◆ Page excerpt
※ ※ ※

9th symposium on human interaction with complex systems 2009 (HICS-2009)
9th symposium on human interaction with complex systems 2009 (HICS-2009)
It is with gratitude that I welcome you to Greenbelt, MD for the 9th Symposium on Human Interaction with Complex Systems (HICS) and the 3rd Topical Workshop on Sensemaking. This year’s theme is “Understanding Complexity in the Age of Information Technology Work Systems” This theme is appropriate given the growing concern about human roles in the future work systems, which are almost entirely governed by laws of information technology. These work systems are characterized as being time-critical, dynamic, and complex. The information streams are a mixture of human and technology driven sensors. Thus, not only are the sources of information diverse, distributed, and possibly conflicting, but also the acquired information is very likely noisy, dynamic, incomplete, and uncertain. The key human endeavor then involves not only identifying valuable information in a timely fashion, sharing this information across agencies in an efficient manner, but also integrating volumes of disparate information to support strategic decision making.
Related to these information issues, sensemaking has recently emerged as the cognitive filter that can delimit some of the information clouds. Sensemaking is the ability to mine or excavate information in context, mentally integrate information, and discover relationships during the process. As simple as it may sound, the modus operandi of achieving the tasks of sensemaking are by themselves complex since the human mind and its tacit knowledge cannot deal with all the nuances of ecological niches and organizational factors without cognitive cost. This year’s symposium provides a renewed interest in addressing both the cognitive and neuroscience issues of sensemaking in an information technology driven workplace with its dynamic and complex characteristics. The selected papers in five tracks have attempted to present the synoptic views from the system design and modeling perspectives. Most importantly, the selected plenary speakers, with a wealth of experience in battle command systems, cognitive neuroscience, and human-robot interaction, bring more divergent views that finally converge on the issue of human dimensions-supporting the human to make sense of the task environments by using human characteristics to drive system design.

※ ※ ※

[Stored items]
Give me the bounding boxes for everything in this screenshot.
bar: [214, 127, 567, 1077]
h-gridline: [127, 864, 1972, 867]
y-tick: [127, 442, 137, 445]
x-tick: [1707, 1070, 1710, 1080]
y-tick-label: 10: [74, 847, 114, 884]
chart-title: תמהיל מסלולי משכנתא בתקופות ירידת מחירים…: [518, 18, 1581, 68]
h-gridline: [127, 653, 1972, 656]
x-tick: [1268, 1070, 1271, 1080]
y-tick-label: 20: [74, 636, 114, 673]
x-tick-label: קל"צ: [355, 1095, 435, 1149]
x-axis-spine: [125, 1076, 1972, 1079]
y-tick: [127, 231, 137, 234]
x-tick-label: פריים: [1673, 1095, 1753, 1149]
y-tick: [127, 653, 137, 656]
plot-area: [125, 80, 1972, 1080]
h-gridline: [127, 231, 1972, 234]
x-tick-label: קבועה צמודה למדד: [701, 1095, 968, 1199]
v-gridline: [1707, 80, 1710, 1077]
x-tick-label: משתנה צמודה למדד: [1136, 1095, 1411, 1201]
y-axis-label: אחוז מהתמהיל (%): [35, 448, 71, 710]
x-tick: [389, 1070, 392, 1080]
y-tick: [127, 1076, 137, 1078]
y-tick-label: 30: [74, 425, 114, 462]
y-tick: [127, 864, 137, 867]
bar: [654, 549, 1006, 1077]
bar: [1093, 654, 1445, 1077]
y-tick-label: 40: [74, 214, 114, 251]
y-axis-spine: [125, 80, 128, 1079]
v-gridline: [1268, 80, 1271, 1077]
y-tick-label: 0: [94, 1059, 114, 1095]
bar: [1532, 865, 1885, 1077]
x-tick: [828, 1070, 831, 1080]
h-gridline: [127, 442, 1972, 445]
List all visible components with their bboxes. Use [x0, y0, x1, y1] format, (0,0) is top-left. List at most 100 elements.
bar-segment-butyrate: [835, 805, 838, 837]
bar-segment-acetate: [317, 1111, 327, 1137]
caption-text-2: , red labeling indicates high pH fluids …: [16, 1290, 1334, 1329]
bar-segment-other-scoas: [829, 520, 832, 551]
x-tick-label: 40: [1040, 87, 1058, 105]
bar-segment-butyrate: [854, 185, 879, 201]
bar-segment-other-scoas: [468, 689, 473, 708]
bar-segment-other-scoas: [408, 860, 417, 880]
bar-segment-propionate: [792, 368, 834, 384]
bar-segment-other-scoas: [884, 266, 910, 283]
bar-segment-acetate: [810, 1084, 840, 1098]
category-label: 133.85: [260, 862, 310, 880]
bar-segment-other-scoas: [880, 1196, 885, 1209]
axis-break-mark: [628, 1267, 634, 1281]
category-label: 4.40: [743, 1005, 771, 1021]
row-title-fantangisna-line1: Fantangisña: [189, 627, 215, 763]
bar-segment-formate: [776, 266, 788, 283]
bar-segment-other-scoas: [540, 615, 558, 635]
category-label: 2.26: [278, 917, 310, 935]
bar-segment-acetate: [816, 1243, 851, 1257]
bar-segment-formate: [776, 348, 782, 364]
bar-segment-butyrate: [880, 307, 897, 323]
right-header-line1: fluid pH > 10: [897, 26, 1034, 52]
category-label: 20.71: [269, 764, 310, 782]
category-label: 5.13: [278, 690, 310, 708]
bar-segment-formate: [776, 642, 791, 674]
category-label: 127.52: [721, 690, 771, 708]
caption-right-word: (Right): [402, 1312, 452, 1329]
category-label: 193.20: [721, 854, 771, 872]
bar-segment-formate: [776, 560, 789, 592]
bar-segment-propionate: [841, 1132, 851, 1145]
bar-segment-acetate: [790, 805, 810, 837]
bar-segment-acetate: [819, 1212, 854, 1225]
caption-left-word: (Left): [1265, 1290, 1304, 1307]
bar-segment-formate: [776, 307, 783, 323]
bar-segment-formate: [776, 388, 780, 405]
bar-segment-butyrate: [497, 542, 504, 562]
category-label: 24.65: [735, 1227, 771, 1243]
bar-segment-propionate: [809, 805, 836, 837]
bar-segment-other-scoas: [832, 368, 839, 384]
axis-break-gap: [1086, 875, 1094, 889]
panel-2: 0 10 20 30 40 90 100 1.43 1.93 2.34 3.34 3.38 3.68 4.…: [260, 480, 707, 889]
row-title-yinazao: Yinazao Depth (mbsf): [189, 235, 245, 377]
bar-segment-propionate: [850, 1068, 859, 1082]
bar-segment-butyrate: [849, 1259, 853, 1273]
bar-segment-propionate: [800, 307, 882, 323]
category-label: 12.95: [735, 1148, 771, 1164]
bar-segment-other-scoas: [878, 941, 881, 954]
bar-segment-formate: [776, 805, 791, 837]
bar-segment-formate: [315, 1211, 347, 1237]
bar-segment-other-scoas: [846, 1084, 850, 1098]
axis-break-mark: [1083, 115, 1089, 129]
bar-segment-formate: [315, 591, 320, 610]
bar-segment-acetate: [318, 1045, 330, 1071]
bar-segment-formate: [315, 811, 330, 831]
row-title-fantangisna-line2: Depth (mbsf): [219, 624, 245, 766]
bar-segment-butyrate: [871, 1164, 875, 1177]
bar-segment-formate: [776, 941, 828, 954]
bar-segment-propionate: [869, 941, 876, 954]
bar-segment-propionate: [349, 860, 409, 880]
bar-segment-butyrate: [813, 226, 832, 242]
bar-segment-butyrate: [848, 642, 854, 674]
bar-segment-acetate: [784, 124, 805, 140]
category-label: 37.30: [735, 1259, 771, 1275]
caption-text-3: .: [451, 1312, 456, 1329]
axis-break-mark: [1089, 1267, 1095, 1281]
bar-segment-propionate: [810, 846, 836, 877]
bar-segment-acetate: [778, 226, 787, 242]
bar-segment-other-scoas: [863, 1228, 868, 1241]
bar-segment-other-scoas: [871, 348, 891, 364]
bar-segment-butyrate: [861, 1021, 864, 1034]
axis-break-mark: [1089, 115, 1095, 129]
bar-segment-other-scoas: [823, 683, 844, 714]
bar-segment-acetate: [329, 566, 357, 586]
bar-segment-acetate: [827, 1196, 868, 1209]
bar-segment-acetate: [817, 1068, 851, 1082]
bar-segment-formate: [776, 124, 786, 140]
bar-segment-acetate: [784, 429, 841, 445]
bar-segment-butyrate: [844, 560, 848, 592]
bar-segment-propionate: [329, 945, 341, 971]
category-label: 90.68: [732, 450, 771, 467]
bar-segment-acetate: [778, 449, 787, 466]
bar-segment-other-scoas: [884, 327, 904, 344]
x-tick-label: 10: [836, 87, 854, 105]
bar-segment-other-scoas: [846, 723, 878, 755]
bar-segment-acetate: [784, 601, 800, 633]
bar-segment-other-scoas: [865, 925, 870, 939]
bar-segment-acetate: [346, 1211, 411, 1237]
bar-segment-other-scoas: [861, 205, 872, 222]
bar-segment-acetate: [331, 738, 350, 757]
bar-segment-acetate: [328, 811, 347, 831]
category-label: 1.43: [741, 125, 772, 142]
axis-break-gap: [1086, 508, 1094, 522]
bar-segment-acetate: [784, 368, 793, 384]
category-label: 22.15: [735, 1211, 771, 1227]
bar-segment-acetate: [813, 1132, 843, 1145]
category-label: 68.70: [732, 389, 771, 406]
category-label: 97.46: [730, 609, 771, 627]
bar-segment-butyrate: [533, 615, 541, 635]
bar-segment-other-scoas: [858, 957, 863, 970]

※ ※ ※

◆ Task
According to the symposium welcome, what is this year's theme? The rows have nothing to do with the symposium welcome.

◆ Solution for this exercise
The theme is "Understanding Complexity in the Age of Information Technology Work Systems."